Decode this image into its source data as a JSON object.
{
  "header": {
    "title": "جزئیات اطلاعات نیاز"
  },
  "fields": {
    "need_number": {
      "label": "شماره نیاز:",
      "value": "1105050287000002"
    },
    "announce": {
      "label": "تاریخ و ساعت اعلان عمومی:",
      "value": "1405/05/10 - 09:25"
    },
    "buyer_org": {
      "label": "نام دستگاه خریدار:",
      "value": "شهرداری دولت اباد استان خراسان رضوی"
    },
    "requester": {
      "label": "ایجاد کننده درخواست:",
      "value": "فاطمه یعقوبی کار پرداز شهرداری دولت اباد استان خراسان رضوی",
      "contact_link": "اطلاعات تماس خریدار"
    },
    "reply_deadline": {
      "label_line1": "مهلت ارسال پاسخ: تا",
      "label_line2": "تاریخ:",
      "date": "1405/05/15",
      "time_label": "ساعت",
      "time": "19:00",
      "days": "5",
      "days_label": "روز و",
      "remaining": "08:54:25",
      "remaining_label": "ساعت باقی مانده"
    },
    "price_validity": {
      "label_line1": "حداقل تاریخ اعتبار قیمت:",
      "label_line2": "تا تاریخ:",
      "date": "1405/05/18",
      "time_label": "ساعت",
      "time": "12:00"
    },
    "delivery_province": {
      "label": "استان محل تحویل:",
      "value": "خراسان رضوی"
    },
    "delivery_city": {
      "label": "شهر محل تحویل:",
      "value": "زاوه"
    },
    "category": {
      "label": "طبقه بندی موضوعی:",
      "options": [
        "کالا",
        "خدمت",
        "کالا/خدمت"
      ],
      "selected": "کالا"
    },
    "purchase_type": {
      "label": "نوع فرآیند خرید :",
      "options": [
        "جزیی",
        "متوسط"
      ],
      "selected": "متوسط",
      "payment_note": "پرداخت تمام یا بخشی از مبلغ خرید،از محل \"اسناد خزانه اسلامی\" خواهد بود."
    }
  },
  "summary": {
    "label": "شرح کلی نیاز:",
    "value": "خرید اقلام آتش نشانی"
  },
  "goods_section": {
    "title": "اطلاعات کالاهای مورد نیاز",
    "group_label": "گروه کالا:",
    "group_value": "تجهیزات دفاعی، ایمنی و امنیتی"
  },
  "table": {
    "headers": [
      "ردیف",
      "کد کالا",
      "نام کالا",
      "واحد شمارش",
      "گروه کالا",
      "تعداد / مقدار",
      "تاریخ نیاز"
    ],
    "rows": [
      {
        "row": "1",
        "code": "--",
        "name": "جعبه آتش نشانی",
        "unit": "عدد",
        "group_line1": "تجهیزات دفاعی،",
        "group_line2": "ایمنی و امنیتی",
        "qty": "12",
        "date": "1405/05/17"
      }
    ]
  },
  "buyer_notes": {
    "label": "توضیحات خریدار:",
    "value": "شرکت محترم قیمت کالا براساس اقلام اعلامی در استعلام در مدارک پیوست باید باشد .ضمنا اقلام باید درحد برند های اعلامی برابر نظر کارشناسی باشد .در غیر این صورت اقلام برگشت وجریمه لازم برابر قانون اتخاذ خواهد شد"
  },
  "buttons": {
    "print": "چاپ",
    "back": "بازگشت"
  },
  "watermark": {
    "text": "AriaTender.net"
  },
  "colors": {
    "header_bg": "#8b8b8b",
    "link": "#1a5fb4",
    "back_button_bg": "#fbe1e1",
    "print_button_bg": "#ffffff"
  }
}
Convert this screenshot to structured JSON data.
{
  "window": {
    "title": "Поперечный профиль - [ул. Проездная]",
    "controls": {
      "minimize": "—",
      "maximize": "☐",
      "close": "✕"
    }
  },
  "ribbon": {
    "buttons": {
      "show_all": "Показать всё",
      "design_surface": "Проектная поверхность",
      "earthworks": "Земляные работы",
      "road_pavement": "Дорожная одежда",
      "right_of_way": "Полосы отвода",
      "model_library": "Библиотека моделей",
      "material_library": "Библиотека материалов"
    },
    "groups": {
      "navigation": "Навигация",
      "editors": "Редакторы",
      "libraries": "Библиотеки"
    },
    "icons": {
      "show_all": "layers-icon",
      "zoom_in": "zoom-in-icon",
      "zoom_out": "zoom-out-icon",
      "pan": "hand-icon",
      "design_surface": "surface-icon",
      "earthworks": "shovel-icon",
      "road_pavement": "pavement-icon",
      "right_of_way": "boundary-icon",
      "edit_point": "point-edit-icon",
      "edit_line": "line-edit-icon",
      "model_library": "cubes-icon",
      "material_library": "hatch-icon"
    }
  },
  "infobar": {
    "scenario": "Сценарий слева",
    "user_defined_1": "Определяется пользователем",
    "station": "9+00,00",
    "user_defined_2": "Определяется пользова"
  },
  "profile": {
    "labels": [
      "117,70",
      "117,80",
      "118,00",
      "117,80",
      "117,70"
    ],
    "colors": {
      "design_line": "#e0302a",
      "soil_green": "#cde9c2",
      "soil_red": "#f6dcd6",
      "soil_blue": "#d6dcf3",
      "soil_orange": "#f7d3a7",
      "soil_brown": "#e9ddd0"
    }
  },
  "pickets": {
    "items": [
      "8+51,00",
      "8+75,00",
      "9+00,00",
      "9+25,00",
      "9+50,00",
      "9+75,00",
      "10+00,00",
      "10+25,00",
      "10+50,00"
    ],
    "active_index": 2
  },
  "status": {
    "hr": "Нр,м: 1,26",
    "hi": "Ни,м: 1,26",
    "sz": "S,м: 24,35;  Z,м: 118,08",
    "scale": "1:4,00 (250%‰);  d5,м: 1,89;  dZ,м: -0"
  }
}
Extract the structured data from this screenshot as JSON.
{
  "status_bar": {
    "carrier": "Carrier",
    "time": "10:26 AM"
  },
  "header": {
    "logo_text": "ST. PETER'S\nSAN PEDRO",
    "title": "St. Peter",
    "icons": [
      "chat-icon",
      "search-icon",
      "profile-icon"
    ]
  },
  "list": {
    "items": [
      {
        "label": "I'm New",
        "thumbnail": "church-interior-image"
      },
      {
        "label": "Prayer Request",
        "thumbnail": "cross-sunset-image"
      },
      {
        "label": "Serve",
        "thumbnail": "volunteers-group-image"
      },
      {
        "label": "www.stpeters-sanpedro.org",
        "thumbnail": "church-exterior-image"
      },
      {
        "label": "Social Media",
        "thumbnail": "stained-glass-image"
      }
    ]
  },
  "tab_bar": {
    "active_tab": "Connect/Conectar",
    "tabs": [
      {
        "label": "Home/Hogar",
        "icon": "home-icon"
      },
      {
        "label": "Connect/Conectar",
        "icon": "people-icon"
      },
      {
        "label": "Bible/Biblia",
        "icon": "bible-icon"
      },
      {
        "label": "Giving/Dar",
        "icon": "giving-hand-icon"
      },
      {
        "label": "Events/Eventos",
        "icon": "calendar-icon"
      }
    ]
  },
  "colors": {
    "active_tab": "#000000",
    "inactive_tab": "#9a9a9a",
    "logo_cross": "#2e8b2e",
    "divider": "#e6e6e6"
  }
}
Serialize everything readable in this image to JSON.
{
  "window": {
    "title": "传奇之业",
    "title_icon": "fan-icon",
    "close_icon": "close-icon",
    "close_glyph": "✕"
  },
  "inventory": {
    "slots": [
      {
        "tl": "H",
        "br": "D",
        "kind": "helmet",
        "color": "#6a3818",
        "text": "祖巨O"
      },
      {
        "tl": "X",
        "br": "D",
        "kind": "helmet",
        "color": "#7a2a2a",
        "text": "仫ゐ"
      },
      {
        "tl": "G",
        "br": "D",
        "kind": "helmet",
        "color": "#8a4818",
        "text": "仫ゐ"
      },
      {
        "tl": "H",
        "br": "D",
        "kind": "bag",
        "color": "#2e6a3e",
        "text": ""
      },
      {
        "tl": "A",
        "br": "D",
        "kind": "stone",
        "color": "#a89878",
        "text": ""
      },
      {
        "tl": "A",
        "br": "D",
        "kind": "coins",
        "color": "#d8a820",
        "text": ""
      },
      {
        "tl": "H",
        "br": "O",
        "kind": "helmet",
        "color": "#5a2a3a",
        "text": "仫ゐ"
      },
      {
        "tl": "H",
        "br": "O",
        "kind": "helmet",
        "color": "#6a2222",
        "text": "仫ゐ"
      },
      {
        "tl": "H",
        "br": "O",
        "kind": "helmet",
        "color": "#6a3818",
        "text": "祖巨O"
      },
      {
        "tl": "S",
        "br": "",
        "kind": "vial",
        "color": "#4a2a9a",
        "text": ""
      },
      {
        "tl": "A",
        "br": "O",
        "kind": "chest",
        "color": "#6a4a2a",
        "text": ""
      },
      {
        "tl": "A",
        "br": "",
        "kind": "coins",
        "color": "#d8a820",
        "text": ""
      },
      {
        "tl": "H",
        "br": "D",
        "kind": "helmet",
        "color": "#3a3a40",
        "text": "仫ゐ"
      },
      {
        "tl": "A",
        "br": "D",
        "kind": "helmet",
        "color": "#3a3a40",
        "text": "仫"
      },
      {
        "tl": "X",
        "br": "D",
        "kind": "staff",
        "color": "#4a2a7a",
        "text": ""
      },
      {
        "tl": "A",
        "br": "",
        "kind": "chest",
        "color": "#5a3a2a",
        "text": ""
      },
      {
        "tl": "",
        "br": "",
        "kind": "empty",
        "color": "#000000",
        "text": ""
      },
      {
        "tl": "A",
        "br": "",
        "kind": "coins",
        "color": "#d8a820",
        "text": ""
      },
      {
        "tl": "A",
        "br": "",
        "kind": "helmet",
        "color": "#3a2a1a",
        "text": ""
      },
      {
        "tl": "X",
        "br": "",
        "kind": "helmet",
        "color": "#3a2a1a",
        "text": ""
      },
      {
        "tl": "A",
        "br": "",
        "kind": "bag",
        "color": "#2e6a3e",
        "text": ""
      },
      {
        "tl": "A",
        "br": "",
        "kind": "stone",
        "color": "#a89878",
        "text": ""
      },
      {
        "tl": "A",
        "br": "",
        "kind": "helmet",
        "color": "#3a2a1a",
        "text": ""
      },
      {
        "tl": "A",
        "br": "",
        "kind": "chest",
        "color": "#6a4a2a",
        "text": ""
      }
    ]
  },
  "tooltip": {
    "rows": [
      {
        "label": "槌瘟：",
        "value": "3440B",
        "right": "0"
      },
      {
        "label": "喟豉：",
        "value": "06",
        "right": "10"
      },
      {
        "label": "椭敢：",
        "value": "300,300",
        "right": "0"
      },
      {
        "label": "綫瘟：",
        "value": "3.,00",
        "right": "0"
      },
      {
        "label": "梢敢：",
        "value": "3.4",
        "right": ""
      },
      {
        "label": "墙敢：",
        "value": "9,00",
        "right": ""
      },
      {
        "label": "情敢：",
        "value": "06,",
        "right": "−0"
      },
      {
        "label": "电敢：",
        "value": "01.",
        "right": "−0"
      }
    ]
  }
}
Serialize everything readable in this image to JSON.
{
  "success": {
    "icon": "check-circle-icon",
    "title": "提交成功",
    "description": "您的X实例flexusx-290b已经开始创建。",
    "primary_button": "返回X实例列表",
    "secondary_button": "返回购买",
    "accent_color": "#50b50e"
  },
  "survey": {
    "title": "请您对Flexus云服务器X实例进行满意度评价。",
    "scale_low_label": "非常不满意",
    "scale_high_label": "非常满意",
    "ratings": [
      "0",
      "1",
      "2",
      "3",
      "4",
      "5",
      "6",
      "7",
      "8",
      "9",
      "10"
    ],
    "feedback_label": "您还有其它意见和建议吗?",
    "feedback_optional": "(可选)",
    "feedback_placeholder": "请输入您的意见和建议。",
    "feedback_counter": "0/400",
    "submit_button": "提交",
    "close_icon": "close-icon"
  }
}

> TASK GOAL: Using the entries above, return each line in which the word "رضوی" occurs.

> CORRECT OUTPUT:
      "value": "شهرداری دولت اباد استان خراسان رضوی"
      "value": "فاطمه یعقوبی کار پرداز شهرداری دولت اباد استان خراسان رضوی",
      "value": "خراسان رضوی"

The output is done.